### THE REQUEST
Copy out the entries below in full and exactly.

### SUPPLIED ENTRIES

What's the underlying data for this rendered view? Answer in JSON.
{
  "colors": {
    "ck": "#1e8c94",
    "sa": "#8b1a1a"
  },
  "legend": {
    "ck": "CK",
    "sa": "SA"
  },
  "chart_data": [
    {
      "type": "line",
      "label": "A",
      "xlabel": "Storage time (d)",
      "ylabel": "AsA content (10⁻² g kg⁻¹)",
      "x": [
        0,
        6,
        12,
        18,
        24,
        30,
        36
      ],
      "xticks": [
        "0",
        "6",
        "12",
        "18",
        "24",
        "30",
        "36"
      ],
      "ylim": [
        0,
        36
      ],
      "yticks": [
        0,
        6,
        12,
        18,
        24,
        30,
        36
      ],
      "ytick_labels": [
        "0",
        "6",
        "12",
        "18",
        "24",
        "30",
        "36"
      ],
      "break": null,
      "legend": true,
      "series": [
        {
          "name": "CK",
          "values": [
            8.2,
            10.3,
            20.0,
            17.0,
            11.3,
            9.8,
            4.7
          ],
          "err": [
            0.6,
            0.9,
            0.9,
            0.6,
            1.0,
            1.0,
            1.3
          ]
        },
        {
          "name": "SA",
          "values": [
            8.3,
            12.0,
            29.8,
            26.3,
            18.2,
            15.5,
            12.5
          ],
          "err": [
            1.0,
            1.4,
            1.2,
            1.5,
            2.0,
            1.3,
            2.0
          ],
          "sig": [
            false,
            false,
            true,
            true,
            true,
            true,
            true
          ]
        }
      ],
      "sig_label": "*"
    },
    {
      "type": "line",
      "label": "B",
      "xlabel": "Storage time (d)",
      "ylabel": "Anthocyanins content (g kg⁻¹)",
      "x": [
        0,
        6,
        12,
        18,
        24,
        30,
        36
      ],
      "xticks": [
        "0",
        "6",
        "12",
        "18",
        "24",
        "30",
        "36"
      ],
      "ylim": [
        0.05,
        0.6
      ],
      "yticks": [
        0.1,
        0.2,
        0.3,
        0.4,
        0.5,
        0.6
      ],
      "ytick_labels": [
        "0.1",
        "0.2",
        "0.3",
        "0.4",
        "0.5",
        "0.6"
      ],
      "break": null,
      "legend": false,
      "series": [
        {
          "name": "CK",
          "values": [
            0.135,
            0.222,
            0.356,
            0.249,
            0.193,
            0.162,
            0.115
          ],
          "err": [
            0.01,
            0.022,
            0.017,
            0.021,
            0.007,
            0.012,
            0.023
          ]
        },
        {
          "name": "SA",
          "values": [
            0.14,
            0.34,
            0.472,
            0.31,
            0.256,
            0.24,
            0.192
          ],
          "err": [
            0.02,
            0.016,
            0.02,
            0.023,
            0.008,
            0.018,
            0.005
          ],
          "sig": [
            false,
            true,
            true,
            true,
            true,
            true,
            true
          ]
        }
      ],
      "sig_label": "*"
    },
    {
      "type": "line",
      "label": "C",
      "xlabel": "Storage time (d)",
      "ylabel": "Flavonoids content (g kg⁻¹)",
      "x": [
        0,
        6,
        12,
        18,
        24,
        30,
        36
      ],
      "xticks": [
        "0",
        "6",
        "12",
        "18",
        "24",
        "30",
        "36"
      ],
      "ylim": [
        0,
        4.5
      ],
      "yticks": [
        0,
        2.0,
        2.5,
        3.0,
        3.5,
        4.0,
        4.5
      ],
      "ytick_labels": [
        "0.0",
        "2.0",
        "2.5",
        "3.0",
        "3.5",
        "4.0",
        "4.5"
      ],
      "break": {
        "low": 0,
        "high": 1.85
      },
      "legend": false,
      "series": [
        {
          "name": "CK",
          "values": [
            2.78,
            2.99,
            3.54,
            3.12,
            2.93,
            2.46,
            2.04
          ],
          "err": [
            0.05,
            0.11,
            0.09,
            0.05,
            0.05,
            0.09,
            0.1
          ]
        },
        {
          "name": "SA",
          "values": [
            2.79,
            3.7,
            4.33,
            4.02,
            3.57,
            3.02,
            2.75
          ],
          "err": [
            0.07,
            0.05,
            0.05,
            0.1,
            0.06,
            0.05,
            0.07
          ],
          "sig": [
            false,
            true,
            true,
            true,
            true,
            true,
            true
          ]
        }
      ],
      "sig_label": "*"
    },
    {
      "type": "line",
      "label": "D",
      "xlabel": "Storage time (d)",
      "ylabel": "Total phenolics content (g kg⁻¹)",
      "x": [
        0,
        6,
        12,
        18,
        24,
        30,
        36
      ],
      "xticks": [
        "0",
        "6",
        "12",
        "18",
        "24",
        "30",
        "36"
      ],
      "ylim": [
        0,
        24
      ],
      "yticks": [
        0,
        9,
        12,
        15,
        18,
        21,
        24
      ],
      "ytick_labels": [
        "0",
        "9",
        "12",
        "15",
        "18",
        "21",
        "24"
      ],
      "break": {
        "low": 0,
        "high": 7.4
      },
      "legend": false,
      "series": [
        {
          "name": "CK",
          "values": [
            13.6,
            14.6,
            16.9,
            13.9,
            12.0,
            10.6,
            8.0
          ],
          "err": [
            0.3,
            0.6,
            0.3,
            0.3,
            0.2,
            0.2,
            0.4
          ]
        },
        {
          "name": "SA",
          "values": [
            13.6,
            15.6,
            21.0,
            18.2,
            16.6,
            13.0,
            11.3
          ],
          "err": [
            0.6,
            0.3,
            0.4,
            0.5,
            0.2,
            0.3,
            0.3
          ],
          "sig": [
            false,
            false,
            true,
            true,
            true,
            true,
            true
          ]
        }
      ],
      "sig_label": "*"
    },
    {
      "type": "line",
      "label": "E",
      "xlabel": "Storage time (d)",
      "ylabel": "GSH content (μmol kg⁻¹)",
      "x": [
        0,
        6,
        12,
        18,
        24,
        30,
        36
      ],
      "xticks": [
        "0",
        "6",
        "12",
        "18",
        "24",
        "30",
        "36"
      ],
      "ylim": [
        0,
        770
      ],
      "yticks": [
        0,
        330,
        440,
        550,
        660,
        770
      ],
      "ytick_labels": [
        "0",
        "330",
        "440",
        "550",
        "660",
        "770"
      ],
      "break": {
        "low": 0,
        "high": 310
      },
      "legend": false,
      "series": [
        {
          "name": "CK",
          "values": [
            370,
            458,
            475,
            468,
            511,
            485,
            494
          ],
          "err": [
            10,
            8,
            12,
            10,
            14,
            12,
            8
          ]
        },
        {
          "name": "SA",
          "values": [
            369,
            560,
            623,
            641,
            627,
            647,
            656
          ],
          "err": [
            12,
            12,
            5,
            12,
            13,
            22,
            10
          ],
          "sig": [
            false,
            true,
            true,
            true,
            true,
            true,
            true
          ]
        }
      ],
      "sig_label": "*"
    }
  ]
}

### TASK ANSWER
What's the underlying data for this rendered view? Answer in JSON.
{
  "colors": {
    "ck": "#1e8c94",
    "sa": "#8b1a1a"
  },
  "legend": {
    "ck": "CK",
    "sa": "SA"
  },
  "chart_data": [
    {
      "type": "line",
      "label": "A",
      "xlabel": "Storage time (d)",
      "ylabel": "AsA content (10⁻² g kg⁻¹)",
      "x": [
        0,
        6,
        12,
        18,
        24,
        30,
        36
      ],
      "xticks": [
        "0",
        "6",
        "12",
        "18",
        "24",
        "30",
        "36"
      ],
      "ylim": [
        0,
        36
      ],
      "yticks": [
        0,
        6,
        12,
        18,
        24,
        30,
        36
      ],
      "ytick_labels": [
        "0",
        "6",
        "12",
        "18",
        "24",
        "30",
        "36"
      ],
      "break": null,
      "legend": true,
      "series": [
        {
          "name": "CK",
          "values": [
            8.2,
            10.3,
            20.0,
            17.0,
            11.3,
            9.8,
            4.7
          ],
          "err": [
            0.6,
            0.9,
            0.9,
            0.6,
            1.0,
            1.0,
            1.3
          ]
        },
        {
          "name": "SA",
          "values": [
            8.3,
            12.0,
            29.8,
            26.3,
            18.2,
            15.5,
            12.5
          ],
          "err": [
            1.0,
            1.4,
            1.2,
            1.5,
            2.0,
            1.3,
            2.0
          ],
          "sig": [
            false,
            false,
            true,
            true,
            true,
            true,
            true
          ]
        }
      ],
      "sig_label": "*"
    },
    {
      "type": "line",
      "label": "B",
      "xlabel": "Storage time (d)",
      "ylabel": "Anthocyanins content (g kg⁻¹)",
      "x": [
        0,
        6,
        12,
        18,
        24,
        30,
        36
      ],
      "xticks": [
        "0",
        "6",
        "12",
        "18",
        "24",
        "30",
        "36"
      ],
      "ylim": [
        0.05,
        0.6
      ],
      "yticks": [
        0.1,
        0.2,
        0.3,
        0.4,
        0.5,
        0.6
      ],
      "ytick_labels": [
        "0.1",
        "0.2",
        "0.3",
        "0.4",
        "0.5",
        "0.6"
      ],
      "break": null,
      "legend": false,
      "series": [
        {
          "name": "CK",
          "values": [
            0.135,
            0.222,
            0.356,
            0.249,
            0.193,
            0.162,
            0.115
          ],
          "err": [
            0.01,
            0.022,
            0.017,
            0.021,
            0.007,
            0.012,
            0.023
          ]
        },
        {
          "name": "SA",
          "values": [
            0.14,
            0.34,
            0.472,
            0.31,
            0.256,
            0.24,
            0.192
          ],
          "err": [
            0.02,
            0.016,
            0.02,
            0.023,
            0.008,
            0.018,
            0.005
          ],
          "sig": [
            false,
            true,
            true,
            true,
            true,
            true,
            true
          ]
        }
      ],
      "sig_label": "*"
    },
    {
      "type": "line",
      "label": "C",
      "xlabel": "Storage time (d)",
      "ylabel": "Flavonoids content (g kg⁻¹)",
      "x": [
        0,
        6,
        12,
        18,
        24,
        30,
        36
      ],
      "xticks": [
        "0",
        "6",
        "12",
        "18",
        "24",
        "30",
        "36"
      ],
      "ylim": [
        0,
        4.5
      ],
      "yticks": [
        0,
        2.0,
        2.5,
        3.0,
        3.5,
        4.0,
        4.5
      ],
      "ytick_labels": [
        "0.0",
        "2.0",
        "2.5",
        "3.0",
        "3.5",
        "4.0",
        "4.5"
      ],
      "break": {
        "low": 0,
        "high": 1.85
      },
      "legend": false,
      "series": [
        {
          "name": "CK",
          "values": [
            2.78,
            2.99,
            3.54,
            3.12,
            2.93,
            2.46,
            2.04
          ],
          "err": [
            0.05,
            0.11,
            0.09,
            0.05,
            0.05,
            0.09,
            0.1
          ]
        },
        {
          "name": "SA",
          "values": [
            2.79,
            3.7,
            4.33,
            4.02,
            3.57,
            3.02,
            2.75
          ],
          "err": [
            0.07,
            0.05,
            0.05,
            0.1,
            0.06,
            0.05,
            0.07
          ],
          "sig": [
            false,
            true,
            true,
            true,
            true,
            true,
            true
          ]
        }
      ],
      "sig_label": "*"
    },
    {
      "type": "line",
      "label": "D",
      "xlabel": "Storage time (d)",
      "ylabel": "Total phenolics content (g kg⁻¹)",
      "x": [
        0,
        6,
        12,
        18,
        24,
        30,
        36
      ],
      "xticks": [
        "0",
        "6",
        "12",
        "18",
        "24",
        "30",
        "36"
      ],
      "ylim": [
        0,
        24
      ],
      "yticks": [
        0,
        9,
        12,
        15,
        18,
        21,
        24
      ],
      "ytick_labels": [
        "0",
        "9",
        "12",
        "15",
        "18",
        "21",
        "24"
      ],
      "break": {
        "low": 0,
        "high": 7.4
      },
      "legend": false,
      "series": [
        {
          "name": "CK",
          "values": [
            13.6,
            14.6,
            16.9,
            13.9,
            12.0,
            10.6,
            8.0
          ],
          "err": [
            0.3,
            0.6,
            0.3,
            0.3,
            0.2,
            0.2,
            0.4
          ]
        },
        {
          "name": "SA",
          "values": [
            13.6,
            15.6,
            21.0,
            18.2,
            16.6,
            13.0,
            11.3
          ],
          "err": [
            0.6,
            0.3,
            0.4,
            0.5,
            0.2,
            0.3,
            0.3
          ],
          "sig": [
            false,
            false,
            true,
            true,
            true,
            true,
            true
          ]
        }
      ],
      "sig_label": "*"
    },
    {
      "type": "line",
      "label": "E",
      "xlabel": "Storage time (d)",
      "ylabel": "GSH content (μmol kg⁻¹)",
      "x": [
        0,
        6,
        12,
        18,
        24,
        30,
        36
      ],
      "xticks": [
        "0",
        "6",
        "12",
        "18",
        "24",
        "30",
        "36"
      ],
      "ylim": [
        0,
        770
      ],
      "yticks": [
        0,
        330,
        440,
        550,
        660,
        770
      ],
      "ytick_labels": [
        "0",
        "330",
        "440",
        "550",
        "660",
        "770"
      ],
      "break": {
        "low": 0,
        "high": 310
      },
      "legend": false,
      "series": [
        {
          "name": "CK",
          "values": [
            370,
            458,
            475,
            468,
            511,
            485,
            494
          ],
          "err": [
            10,
            8,
            12,
            10,
            14,
            12,
            8
          ]
        },
        {
          "name": "SA",
          "values": [
            369,
            560,
            623,
            641,
            627,
            647,
            656
          ],
          "err": [
            12,
            12,
            5,
            12,
            13,
            22,
            10
          ],
          "sig": [
            false,
            true,
            true,
            true,
            true,
            true,
            true
          ]
        }
      ],
      "sig_label": "*"
    }
  ]
}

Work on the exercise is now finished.